(Dataset excerpts)

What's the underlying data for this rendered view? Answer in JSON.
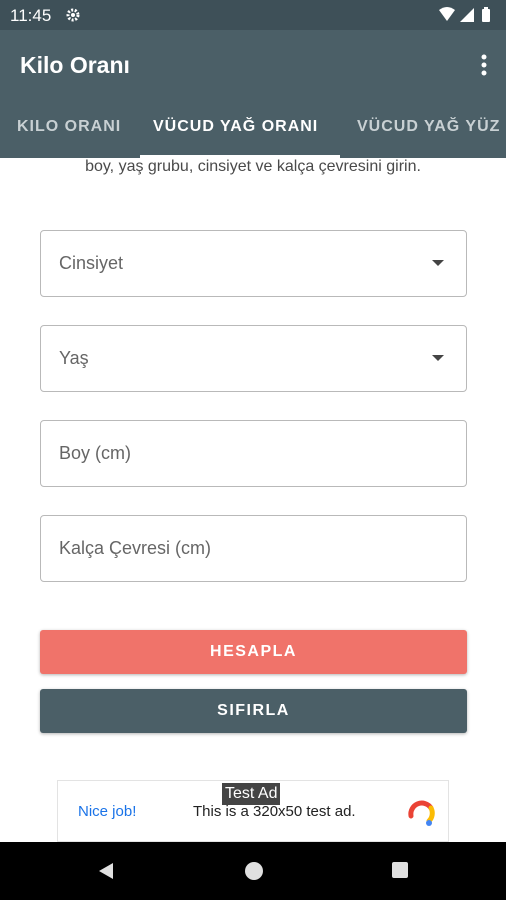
{
  "status_bar": {
    "time": "11:45",
    "icons": [
      "settings-gear-icon",
      "wifi-icon",
      "signal-icon",
      "battery-icon"
    ]
  },
  "app_bar": {
    "title": "Kilo Oranı",
    "menu_icon": "more-vert-icon"
  },
  "tabs": [
    {
      "label": "KILO ORANI",
      "active": false
    },
    {
      "label": "VÜCUD YAĞ ORANI",
      "active": true
    },
    {
      "label": "VÜCUD YAĞ YÜZ",
      "active": false
    }
  ],
  "instructions": "boy, yaş grubu, cinsiyet ve kalça çevresini girin.",
  "form": {
    "gender_label": "Cinsiyet",
    "age_label": "Yaş",
    "height_label": "Boy (cm)",
    "hip_label": "Kalça Çevresi (cm)"
  },
  "buttons": {
    "calculate": "HESAPLA",
    "reset": "SIFIRLA"
  },
  "ad": {
    "badge": "Test Ad",
    "left_text": "Nice job!",
    "main_text": "This is a 320x50 test ad."
  },
  "colors": {
    "status_bar": "#3e5058",
    "app_bar": "#4b5f67",
    "calculate_button": "#f0736a",
    "reset_button": "#4b5f67"
  },
  "nav_bar": {
    "icons": [
      "back-icon",
      "home-icon",
      "recents-icon"
    ]
  }
}
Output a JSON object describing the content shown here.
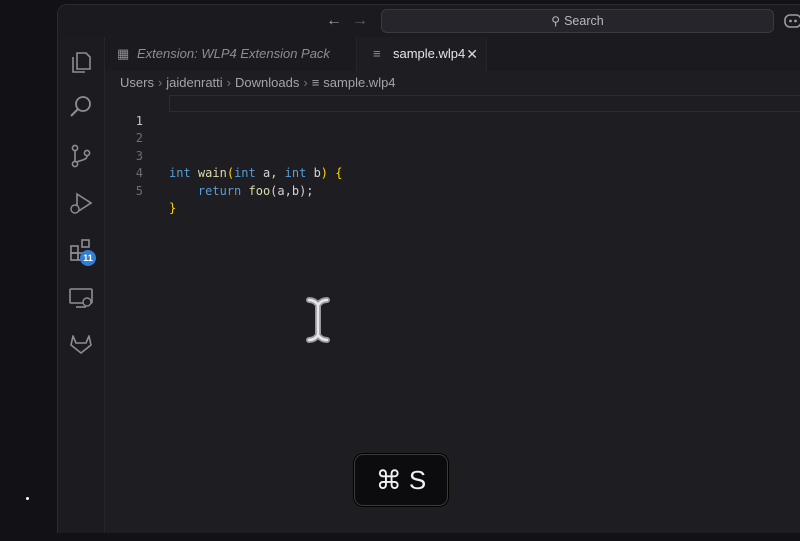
{
  "titlebar": {
    "search_placeholder": "Search",
    "back_icon": "arrow-left-icon",
    "forward_icon": "arrow-right-icon"
  },
  "activity_bar": {
    "items": [
      "explorer-icon",
      "search-icon",
      "source-control-icon",
      "run-debug-icon",
      "extensions-icon",
      "remote-explorer-icon",
      "gitlab-icon"
    ],
    "extensions_badge": "11"
  },
  "tabs": [
    {
      "label": "Extension: WLP4 Extension Pack",
      "active": false
    },
    {
      "label": "sample.wlp4",
      "active": true
    }
  ],
  "breadcrumb": [
    "Users",
    "jaidenratti",
    "Downloads",
    "sample.wlp4"
  ],
  "code": {
    "line_numbers": [
      "1",
      "2",
      "3",
      "4",
      "5"
    ],
    "lines": [
      "",
      "",
      "int wain(int a, int b) {",
      "    return foo(a,b);",
      "}"
    ],
    "tokens": {
      "l3": {
        "int1": "int",
        "wain": "wain",
        "paren_open": "(",
        "int2": "int",
        "a": " a, ",
        "int3": "int",
        "b": " b",
        "paren_close": ")",
        "space": " ",
        "brace_open": "{"
      },
      "l4": {
        "indent": "    ",
        "return": "return",
        "foo": " foo",
        "args": "(a,b);"
      },
      "l5": {
        "brace_close": "}"
      }
    }
  },
  "keycast": "⌘ S",
  "colors": {
    "keyword": "#569cd6",
    "function": "#dcdcaa",
    "bracket": "#ffd700",
    "badge": "#2f7ed8"
  }
}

**STATED TASK:** Exactly reproduce the entries above, minus the pictures.

**SOLUTION TO THIS TASK:**
What's the underlying data for this rendered view? Answer in JSON.
{
  "status_bar": {
    "time": "11:45",
    "icons": [
      "settings-gear-icon",
      "wifi-icon",
      "signal-icon",
      "battery-icon"
    ]
  },
  "app_bar": {
    "title": "Kilo Oranı",
    "menu_icon": "more-vert-icon"
  },
  "tabs": [
    {
      "label": "KILO ORANI",
      "active": false
    },
    {
      "label": "VÜCUD YAĞ ORANI",
      "active": true
    },
    {
      "label": "VÜCUD YAĞ YÜZ",
      "active": false
    }
  ],
  "instructions": "boy, yaş grubu, cinsiyet ve kalça çevresini girin.",
  "form": {
    "gender_label": "Cinsiyet",
    "age_label": "Yaş",
    "height_label": "Boy (cm)",
    "hip_label": "Kalça Çevresi (cm)"
  },
  "buttons": {
    "calculate": "HESAPLA",
    "reset": "SIFIRLA"
  },
  "ad": {
    "badge": "Test Ad",
    "left_text": "Nice job!",
    "main_text": "This is a 320x50 test ad."
  },
  "colors": {
    "status_bar": "#3e5058",
    "app_bar": "#4b5f67",
    "calculate_button": "#f0736a",
    "reset_button": "#4b5f67"
  },
  "nav_bar": {
    "icons": [
      "back-icon",
      "home-icon",
      "recents-icon"
    ]
  }
}
Output a JSON object describing the content shown here.
{
  "titlebar": {
    "search_placeholder": "Search",
    "back_icon": "arrow-left-icon",
    "forward_icon": "arrow-right-icon"
  },
  "activity_bar": {
    "items": [
      "explorer-icon",
      "search-icon",
      "source-control-icon",
      "run-debug-icon",
      "extensions-icon",
      "remote-explorer-icon",
      "gitlab-icon"
    ],
    "extensions_badge": "11"
  },
  "tabs": [
    {
      "label": "Extension: WLP4 Extension Pack",
      "active": false
    },
    {
      "label": "sample.wlp4",
      "active": true
    }
  ],
  "breadcrumb": [
    "Users",
    "jaidenratti",
    "Downloads",
    "sample.wlp4"
  ],
  "code": {
    "line_numbers": [
      "1",
      "2",
      "3",
      "4",
      "5"
    ],
    "lines": [
      "",
      "",
      "int wain(int a, int b) {",
      "    return foo(a,b);",
      "}"
    ],
    "tokens": {
      "l3": {
        "int1": "int",
        "wain": "wain",
        "paren_open": "(",
        "int2": "int",
        "a": " a, ",
        "int3": "int",
        "b": " b",
        "paren_close": ")",
        "space": " ",
        "brace_open": "{"
      },
      "l4": {
        "indent": "    ",
        "return": "return",
        "foo": " foo",
        "args": "(a,b);"
      },
      "l5": {
        "brace_close": "}"
      }
    }
  },
  "keycast": "⌘ S",
  "colors": {
    "keyword": "#569cd6",
    "function": "#dcdcaa",
    "bracket": "#ffd700",
    "badge": "#2f7ed8"
  }
}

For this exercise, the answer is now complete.